TASK DIRECTIONS: Report only the number of lines that hold the word "сильная".

RECORDS SUPPLIED:
[start]

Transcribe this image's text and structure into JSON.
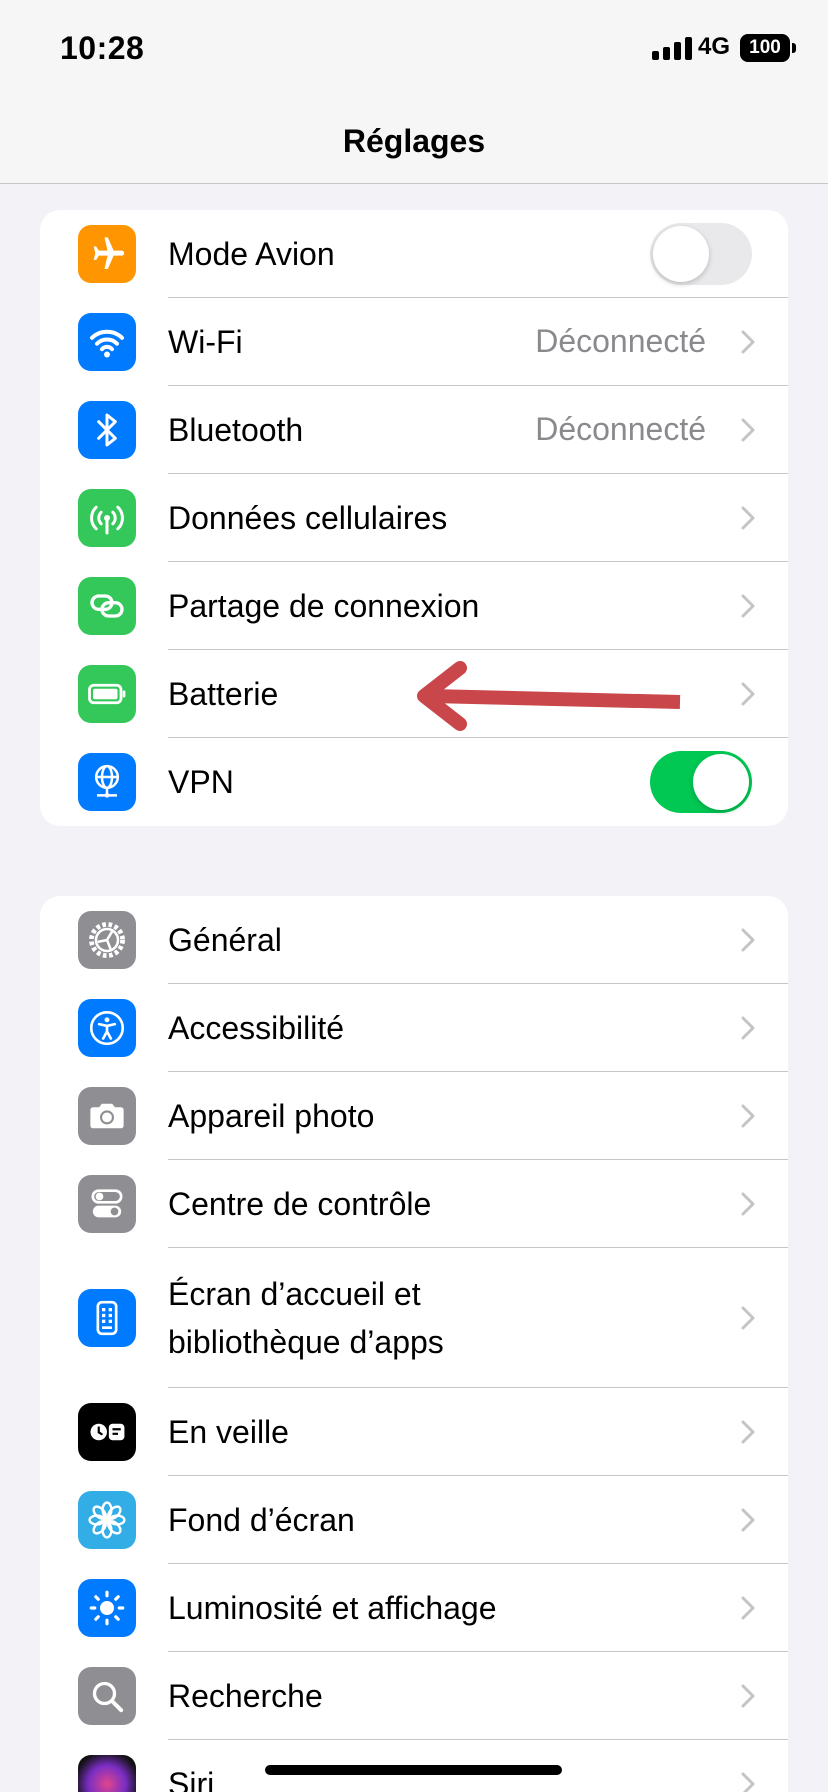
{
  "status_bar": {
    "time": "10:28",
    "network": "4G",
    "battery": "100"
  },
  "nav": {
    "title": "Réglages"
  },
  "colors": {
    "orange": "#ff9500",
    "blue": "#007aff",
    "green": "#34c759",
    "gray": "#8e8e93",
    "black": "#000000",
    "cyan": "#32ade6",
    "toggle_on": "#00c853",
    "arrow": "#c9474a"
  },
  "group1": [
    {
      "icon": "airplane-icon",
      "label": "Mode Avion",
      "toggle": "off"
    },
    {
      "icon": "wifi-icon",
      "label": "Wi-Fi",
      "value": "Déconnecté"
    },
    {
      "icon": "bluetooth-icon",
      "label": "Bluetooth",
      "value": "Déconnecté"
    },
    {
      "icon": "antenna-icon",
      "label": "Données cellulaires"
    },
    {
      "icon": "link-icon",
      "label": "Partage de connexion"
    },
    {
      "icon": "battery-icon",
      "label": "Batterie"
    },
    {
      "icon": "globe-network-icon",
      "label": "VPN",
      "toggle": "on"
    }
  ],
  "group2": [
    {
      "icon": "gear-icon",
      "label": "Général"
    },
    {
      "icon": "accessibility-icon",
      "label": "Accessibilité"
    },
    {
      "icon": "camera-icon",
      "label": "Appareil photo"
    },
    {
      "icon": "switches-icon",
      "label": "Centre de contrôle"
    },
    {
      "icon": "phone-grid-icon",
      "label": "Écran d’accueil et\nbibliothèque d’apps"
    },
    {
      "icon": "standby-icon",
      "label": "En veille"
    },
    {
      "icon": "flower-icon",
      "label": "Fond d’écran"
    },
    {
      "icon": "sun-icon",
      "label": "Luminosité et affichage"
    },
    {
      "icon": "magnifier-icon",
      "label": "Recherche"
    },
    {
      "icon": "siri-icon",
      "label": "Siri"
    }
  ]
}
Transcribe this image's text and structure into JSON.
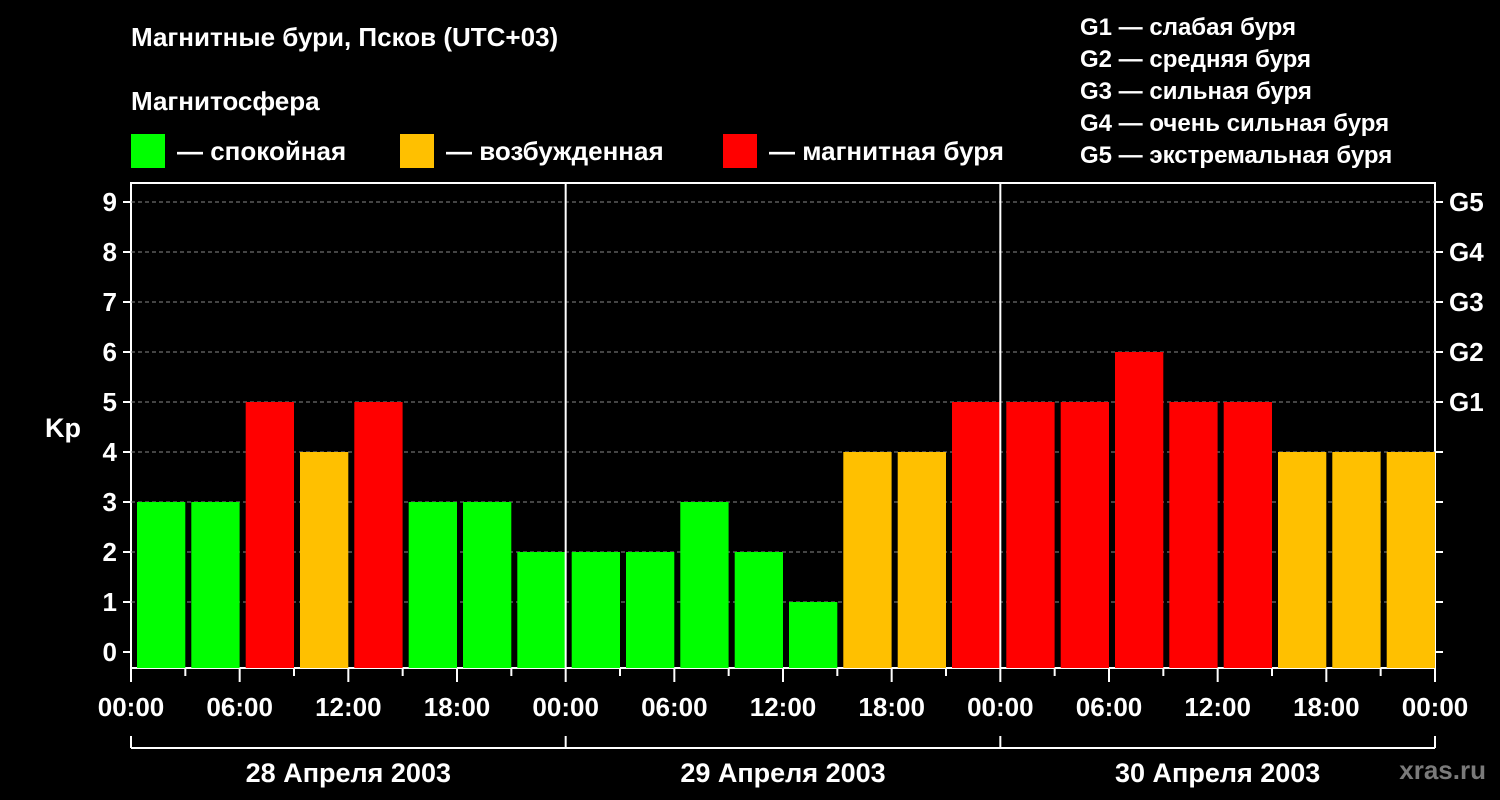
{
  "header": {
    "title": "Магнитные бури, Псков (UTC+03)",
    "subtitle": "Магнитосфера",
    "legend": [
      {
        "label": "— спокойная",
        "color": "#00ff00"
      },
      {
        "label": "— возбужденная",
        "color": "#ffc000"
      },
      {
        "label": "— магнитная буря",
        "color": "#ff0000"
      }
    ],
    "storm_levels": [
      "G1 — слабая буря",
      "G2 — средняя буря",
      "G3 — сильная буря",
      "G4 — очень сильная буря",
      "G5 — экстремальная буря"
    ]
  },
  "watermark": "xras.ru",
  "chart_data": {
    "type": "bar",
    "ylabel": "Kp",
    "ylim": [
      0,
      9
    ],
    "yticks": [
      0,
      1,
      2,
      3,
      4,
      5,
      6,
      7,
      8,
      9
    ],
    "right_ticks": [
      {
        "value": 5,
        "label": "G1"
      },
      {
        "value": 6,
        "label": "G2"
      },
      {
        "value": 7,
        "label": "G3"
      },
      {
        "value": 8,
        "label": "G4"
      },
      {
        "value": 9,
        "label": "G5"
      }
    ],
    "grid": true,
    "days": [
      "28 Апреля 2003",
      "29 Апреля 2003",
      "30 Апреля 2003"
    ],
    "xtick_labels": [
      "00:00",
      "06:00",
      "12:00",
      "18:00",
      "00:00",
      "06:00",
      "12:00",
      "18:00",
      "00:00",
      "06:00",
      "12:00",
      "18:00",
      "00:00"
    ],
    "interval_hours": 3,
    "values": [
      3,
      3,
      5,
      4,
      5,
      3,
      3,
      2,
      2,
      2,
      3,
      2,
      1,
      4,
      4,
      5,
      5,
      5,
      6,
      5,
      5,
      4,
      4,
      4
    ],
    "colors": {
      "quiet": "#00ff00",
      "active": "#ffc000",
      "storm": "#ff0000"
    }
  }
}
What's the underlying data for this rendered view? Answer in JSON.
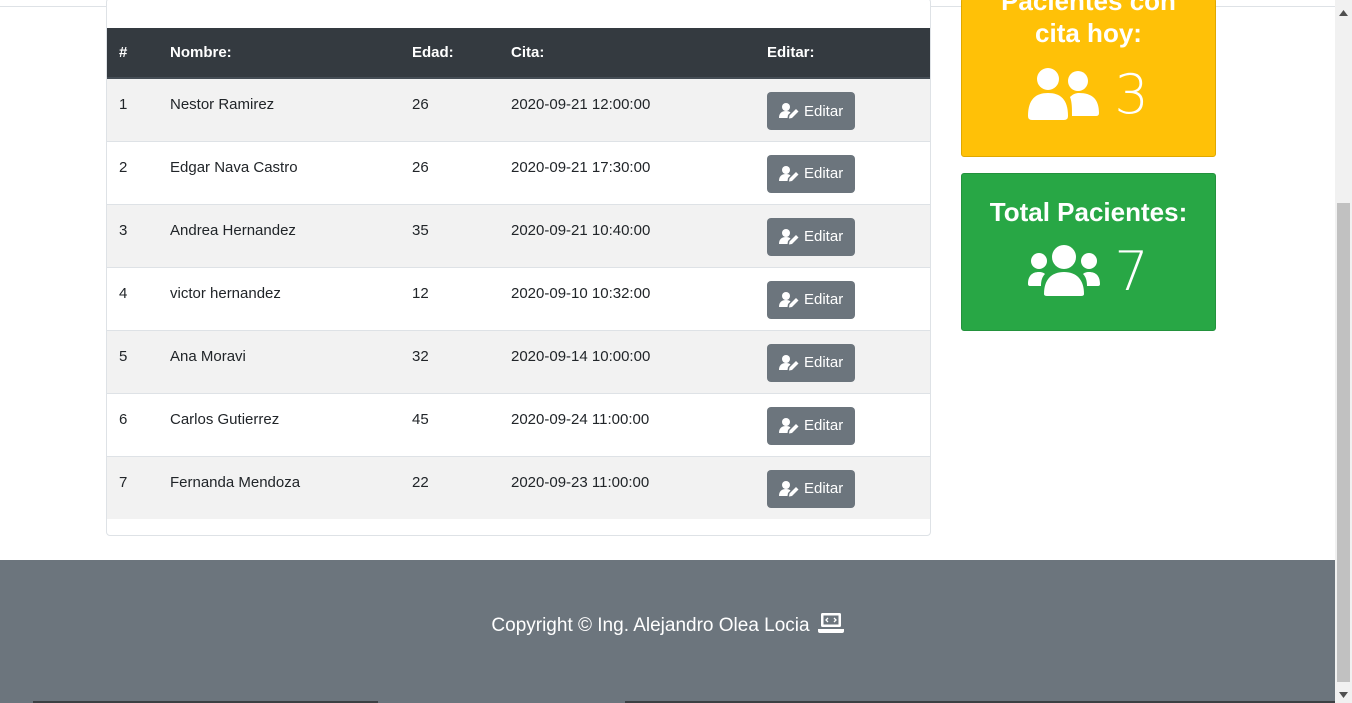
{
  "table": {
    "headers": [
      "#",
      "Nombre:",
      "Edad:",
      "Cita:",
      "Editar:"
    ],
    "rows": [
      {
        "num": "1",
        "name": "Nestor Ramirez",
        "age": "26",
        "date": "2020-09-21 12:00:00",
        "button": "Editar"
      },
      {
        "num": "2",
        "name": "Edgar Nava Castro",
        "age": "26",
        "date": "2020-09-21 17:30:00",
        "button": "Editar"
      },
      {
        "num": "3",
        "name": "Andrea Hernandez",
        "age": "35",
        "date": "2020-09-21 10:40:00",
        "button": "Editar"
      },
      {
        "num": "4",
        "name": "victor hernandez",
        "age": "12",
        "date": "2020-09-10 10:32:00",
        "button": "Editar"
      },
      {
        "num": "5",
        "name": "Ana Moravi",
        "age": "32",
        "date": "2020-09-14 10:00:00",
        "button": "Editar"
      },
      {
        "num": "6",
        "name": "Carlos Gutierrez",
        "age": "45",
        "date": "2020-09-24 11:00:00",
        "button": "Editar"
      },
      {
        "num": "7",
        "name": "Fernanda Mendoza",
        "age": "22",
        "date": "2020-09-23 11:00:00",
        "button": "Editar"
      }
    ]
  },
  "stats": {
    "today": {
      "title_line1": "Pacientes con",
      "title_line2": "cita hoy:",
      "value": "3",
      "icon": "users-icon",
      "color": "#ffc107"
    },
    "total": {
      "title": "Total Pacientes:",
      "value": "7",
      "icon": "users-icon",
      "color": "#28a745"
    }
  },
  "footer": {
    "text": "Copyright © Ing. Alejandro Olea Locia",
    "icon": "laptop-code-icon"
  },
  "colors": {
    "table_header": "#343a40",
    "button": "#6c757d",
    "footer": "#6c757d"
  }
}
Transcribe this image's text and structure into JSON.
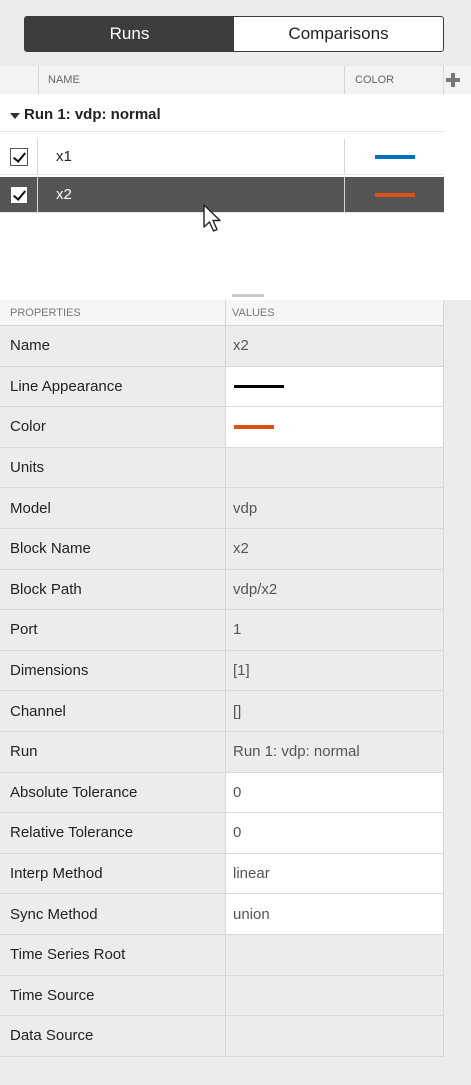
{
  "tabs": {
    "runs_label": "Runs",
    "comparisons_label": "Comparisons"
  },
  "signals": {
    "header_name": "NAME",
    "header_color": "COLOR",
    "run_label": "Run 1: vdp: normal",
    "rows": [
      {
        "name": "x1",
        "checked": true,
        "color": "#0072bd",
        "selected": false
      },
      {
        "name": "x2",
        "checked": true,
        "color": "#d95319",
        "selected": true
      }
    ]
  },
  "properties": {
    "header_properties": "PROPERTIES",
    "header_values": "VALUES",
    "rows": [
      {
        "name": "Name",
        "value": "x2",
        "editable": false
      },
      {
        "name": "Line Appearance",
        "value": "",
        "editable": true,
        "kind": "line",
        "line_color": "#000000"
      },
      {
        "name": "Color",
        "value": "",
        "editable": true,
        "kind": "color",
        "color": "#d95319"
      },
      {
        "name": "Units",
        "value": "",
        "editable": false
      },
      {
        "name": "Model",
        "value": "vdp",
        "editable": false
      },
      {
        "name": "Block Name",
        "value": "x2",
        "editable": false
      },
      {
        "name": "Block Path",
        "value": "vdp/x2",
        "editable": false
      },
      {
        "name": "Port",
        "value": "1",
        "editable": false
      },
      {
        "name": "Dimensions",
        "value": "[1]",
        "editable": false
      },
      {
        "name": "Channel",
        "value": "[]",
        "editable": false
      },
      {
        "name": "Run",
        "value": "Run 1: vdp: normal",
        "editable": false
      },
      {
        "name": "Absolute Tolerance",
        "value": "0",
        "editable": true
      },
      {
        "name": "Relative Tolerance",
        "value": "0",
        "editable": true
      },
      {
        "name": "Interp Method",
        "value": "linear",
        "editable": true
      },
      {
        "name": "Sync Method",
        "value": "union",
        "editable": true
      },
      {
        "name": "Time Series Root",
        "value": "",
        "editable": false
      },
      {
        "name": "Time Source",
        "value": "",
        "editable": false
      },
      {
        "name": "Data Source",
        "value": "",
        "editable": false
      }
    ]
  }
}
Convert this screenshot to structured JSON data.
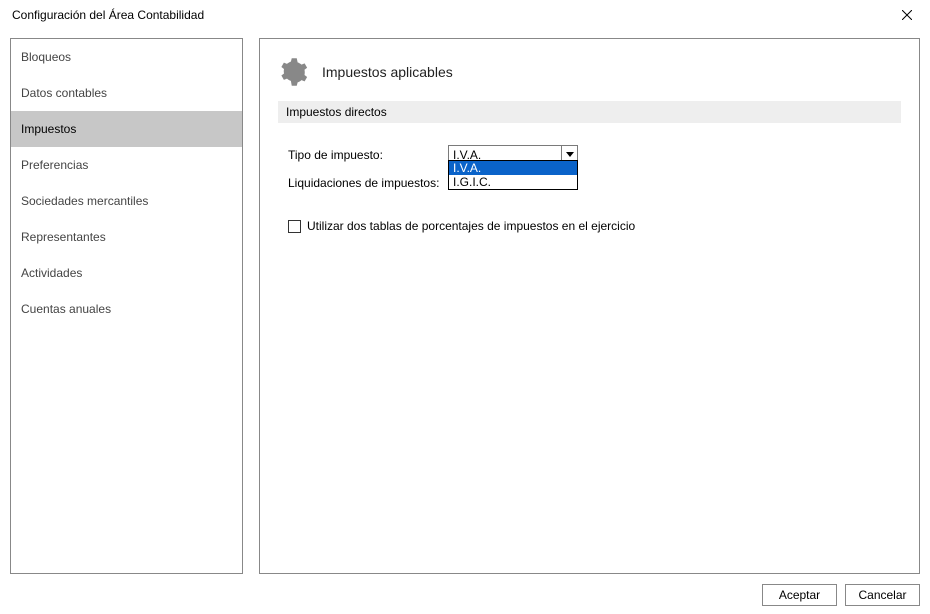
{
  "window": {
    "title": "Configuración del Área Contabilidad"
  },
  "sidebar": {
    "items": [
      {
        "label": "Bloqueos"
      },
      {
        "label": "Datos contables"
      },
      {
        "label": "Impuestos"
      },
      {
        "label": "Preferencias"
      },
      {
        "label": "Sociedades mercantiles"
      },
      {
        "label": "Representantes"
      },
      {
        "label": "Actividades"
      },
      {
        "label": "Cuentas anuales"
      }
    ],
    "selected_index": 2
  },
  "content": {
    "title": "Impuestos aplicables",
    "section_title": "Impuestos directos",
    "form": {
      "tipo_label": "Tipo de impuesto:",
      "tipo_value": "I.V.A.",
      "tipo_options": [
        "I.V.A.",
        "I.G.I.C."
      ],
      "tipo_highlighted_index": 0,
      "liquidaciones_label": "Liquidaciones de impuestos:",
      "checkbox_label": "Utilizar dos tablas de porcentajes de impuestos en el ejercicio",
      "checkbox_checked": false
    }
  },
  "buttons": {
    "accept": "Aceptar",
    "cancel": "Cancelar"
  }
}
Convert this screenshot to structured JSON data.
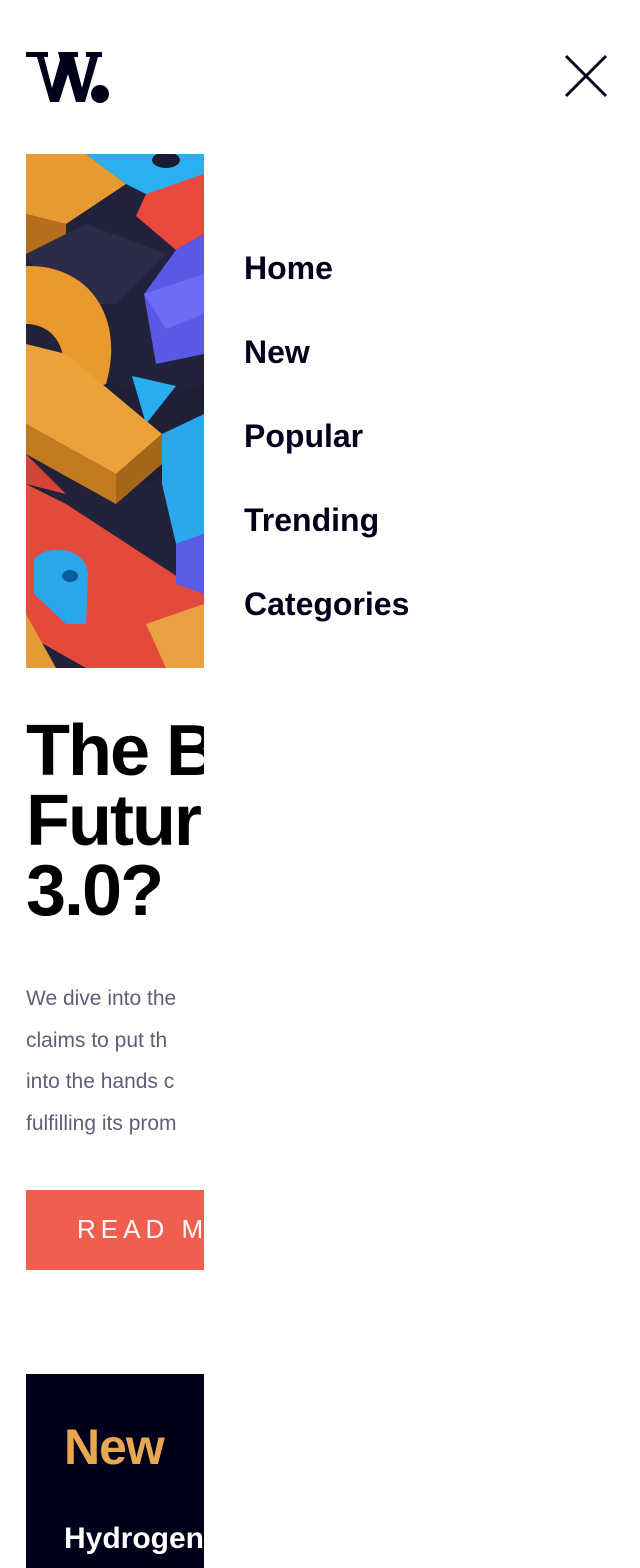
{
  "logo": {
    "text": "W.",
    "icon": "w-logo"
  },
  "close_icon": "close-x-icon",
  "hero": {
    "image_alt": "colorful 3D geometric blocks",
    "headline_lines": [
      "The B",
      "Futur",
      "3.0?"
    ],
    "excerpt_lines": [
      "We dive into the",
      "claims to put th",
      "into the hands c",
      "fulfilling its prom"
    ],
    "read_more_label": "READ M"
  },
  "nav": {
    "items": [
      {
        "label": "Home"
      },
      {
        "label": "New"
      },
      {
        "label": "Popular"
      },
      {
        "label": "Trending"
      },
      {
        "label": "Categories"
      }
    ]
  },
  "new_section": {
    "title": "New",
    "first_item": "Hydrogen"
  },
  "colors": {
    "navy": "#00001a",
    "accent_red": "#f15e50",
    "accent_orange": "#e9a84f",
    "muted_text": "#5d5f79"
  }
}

[end]

WORKED ANSWER: 2